-- start of Passage provided --
# Concerns of submerged stove



## mywaynow (Sep 6, 2011)

Having had the misfortune of being the recipient of a backhand slap from Irene, I am now facing up to some of the damaged items.  One of which is my VC Defiant stove.  It was submerged entirely for a few hours, not more than 5.  Beyond the rust that is everywhere, I am seeing the newly installed seals falling off the doors.  Is there anything else that may be an issue for repair/maint. that I need to consider?


----------



## PARKBOY (Sep 6, 2011)

mywaynow said:
			
		

> Having had the misfortune of being the recipient of a backhand slap from Irene, I am now facing up to some of the damaged items.  One of which is my VC Defiant stove.  It was submerged entirely for a few hours, not more than 5.  Beyond the rust that is everywhere, I am seeing the newly installed seals falling off the doors.  Is there anything else that may be an issue for repair/maint. that I need to consider?



Im sure you will get some good advice here but you may want to also call the manufacturer and see what they have to say. Sorry for your loss and good luck to you.


----------



## mhrischuk (Sep 6, 2011)
-- end of Passage provided --
-- start of Record extracts --
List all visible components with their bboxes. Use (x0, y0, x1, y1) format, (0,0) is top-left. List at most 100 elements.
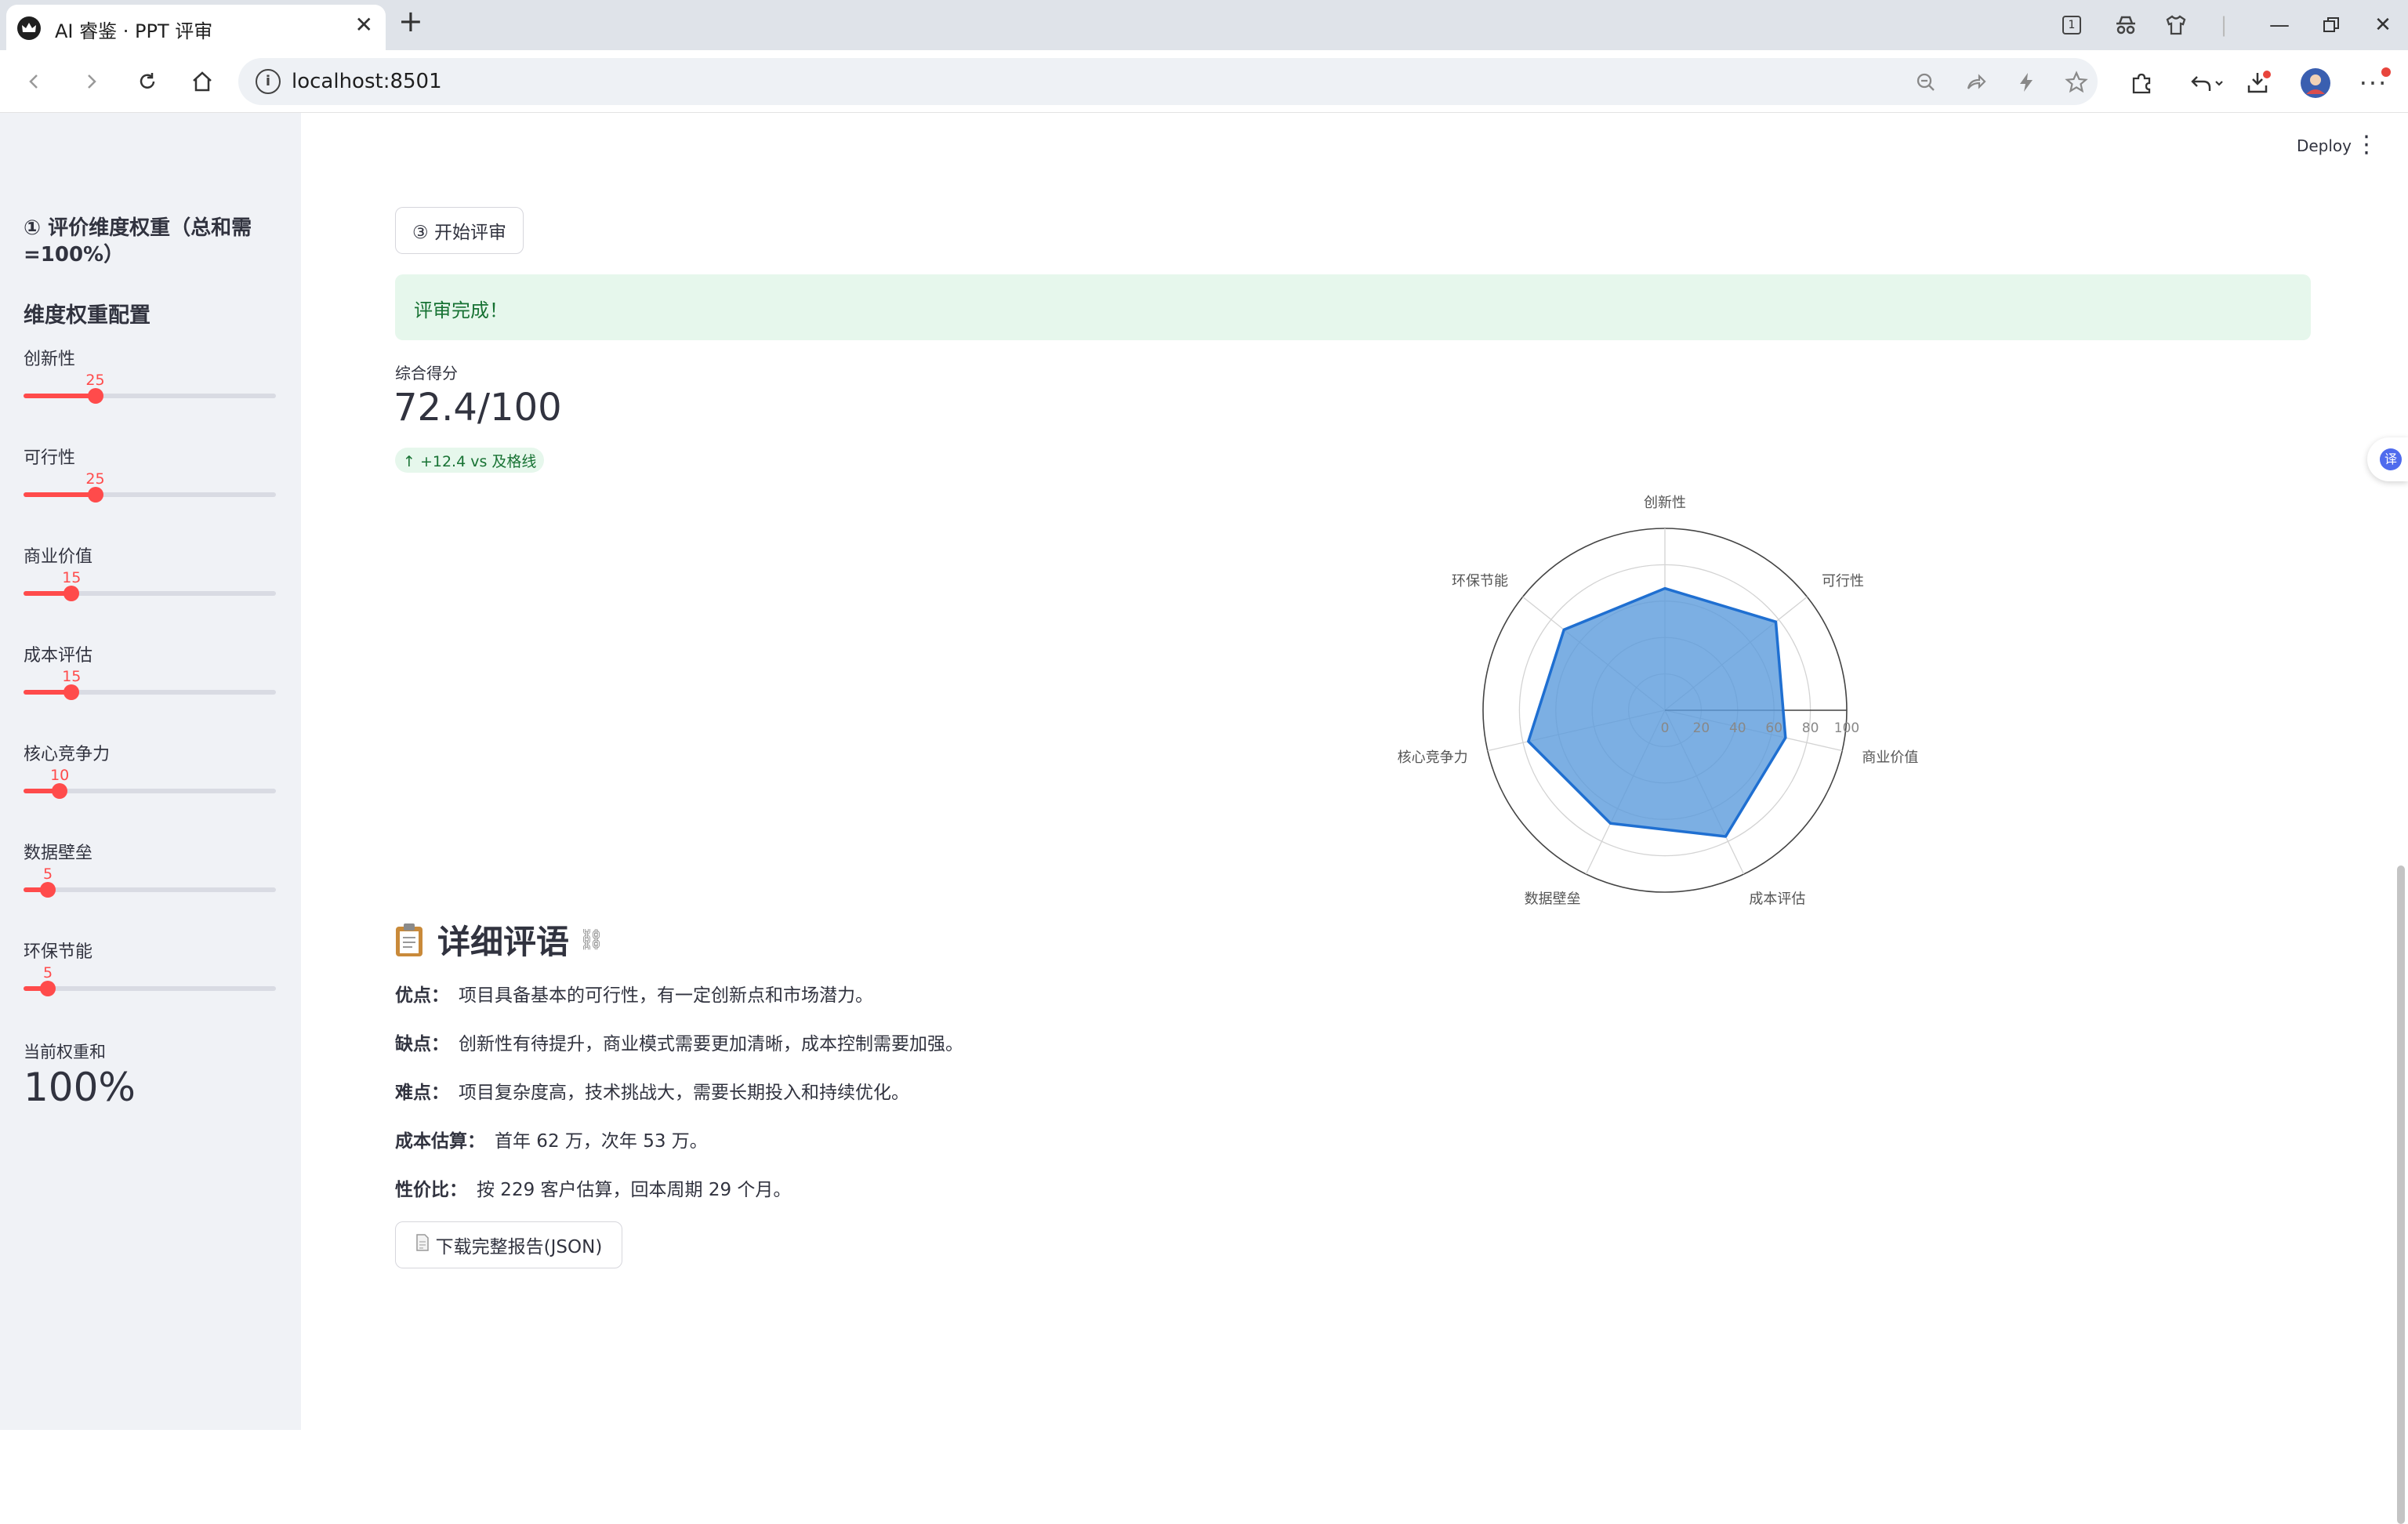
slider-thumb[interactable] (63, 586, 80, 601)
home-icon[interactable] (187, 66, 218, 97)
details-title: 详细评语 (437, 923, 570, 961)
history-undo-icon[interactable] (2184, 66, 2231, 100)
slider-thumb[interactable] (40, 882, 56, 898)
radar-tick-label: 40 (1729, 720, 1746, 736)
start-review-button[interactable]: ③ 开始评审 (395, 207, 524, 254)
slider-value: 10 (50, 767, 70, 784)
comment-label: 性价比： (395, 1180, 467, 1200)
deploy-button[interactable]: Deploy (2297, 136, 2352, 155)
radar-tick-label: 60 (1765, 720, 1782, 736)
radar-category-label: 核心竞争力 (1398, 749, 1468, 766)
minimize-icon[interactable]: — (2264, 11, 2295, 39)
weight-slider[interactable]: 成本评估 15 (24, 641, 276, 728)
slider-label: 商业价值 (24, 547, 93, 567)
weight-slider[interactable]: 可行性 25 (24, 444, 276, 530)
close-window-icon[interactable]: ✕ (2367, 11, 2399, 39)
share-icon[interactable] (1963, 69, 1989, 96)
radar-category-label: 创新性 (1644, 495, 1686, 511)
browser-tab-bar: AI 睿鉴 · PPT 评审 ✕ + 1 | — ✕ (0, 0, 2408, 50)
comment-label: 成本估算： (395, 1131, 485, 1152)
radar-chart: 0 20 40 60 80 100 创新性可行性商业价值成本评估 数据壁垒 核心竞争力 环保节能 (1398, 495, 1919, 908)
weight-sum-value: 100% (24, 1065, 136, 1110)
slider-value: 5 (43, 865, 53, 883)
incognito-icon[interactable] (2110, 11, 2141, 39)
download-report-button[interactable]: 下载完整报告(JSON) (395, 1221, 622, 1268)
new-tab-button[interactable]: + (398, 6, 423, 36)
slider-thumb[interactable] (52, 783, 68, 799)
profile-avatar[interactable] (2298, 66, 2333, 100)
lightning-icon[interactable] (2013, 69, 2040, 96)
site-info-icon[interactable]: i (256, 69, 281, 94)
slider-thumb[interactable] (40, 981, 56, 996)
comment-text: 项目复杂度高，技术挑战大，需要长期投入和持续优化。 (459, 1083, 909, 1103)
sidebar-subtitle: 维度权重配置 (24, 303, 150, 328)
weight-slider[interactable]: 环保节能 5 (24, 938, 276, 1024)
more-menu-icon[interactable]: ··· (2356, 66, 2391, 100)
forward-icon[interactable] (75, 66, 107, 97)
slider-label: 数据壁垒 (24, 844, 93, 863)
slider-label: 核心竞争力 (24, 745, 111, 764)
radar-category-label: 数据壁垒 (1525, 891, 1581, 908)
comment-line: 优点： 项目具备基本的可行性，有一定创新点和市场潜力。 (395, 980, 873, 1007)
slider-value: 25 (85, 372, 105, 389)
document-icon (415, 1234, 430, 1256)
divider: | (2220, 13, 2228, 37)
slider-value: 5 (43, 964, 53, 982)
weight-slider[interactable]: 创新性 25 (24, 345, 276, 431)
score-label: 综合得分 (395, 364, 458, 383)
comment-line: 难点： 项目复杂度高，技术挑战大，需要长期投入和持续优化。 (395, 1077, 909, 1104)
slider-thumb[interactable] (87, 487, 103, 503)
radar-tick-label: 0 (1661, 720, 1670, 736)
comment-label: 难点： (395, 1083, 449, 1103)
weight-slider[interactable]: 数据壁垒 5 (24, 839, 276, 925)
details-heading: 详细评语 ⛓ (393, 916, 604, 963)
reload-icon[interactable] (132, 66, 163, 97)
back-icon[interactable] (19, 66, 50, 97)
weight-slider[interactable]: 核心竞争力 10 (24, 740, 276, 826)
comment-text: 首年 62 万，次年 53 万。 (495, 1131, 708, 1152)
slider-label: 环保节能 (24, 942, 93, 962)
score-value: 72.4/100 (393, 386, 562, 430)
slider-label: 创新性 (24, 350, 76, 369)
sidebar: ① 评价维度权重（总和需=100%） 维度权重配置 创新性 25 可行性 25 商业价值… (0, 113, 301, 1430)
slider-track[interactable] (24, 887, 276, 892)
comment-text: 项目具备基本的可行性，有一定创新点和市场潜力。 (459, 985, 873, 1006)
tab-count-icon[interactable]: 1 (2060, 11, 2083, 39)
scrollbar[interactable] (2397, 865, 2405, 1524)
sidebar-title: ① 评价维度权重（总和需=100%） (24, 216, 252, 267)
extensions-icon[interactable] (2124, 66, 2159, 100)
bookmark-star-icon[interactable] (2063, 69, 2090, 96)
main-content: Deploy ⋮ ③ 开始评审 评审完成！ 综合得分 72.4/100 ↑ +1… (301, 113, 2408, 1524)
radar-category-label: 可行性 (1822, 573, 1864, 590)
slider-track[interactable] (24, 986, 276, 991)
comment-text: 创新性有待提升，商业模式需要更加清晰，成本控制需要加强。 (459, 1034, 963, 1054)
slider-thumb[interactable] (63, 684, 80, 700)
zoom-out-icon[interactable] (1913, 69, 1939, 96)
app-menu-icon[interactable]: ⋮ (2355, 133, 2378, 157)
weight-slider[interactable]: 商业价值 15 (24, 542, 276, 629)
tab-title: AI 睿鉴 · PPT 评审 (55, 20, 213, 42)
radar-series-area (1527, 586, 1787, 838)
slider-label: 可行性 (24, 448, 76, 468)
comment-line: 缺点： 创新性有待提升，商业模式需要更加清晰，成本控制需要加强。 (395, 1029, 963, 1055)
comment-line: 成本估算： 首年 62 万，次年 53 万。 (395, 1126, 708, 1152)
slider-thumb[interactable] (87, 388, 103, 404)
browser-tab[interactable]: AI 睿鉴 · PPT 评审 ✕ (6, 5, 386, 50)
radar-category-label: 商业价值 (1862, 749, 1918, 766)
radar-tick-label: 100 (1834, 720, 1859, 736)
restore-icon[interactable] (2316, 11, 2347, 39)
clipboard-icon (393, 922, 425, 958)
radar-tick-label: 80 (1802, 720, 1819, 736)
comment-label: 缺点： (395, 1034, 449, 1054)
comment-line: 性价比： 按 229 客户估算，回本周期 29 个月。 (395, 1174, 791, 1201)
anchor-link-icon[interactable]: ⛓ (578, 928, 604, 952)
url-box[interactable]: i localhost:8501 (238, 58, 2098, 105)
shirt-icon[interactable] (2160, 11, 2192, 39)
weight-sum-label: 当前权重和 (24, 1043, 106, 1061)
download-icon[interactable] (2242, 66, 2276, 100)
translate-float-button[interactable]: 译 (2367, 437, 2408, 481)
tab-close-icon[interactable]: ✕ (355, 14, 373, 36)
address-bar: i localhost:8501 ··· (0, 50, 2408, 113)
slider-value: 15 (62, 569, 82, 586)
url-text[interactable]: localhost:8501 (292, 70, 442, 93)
-- end of Record extracts --
_Work to do_: Copy out the entire forum thread about the submerged stove, word for word, from its title through the final post header.

_Task output_:
# Concerns of submerged stove



## mywaynow (Sep 6, 2011)

Having had the misfortune of being the recipient of a backhand slap from Irene, I am now facing up to some of the damaged items.  One of which is my VC Defiant stove.  It was submerged entirely for a few hours, not more than 5.  Beyond the rust that is everywhere, I am seeing the newly installed seals falling off the doors.  Is there anything else that may be an issue for repair/maint. that I need to consider?


----------



## PARKBOY (Sep 6, 2011)

mywaynow said:
			
		

> Having had the misfortune of being the recipient of a backhand slap from Irene, I am now facing up to some of the damaged items.  One of which is my VC Defiant stove.  It was submerged entirely for a few hours, not more than 5.  Beyond the rust that is everywhere, I am seeing the newly installed seals falling off the doors.  Is there anything else that may be an issue for repair/maint. that I need to consider?



Im sure you will get some good advice here but you may want to also call the manufacturer and see what they have to say. Sorry for your loss and good luck to you.


----------



## mhrischuk (Sep 6, 2011)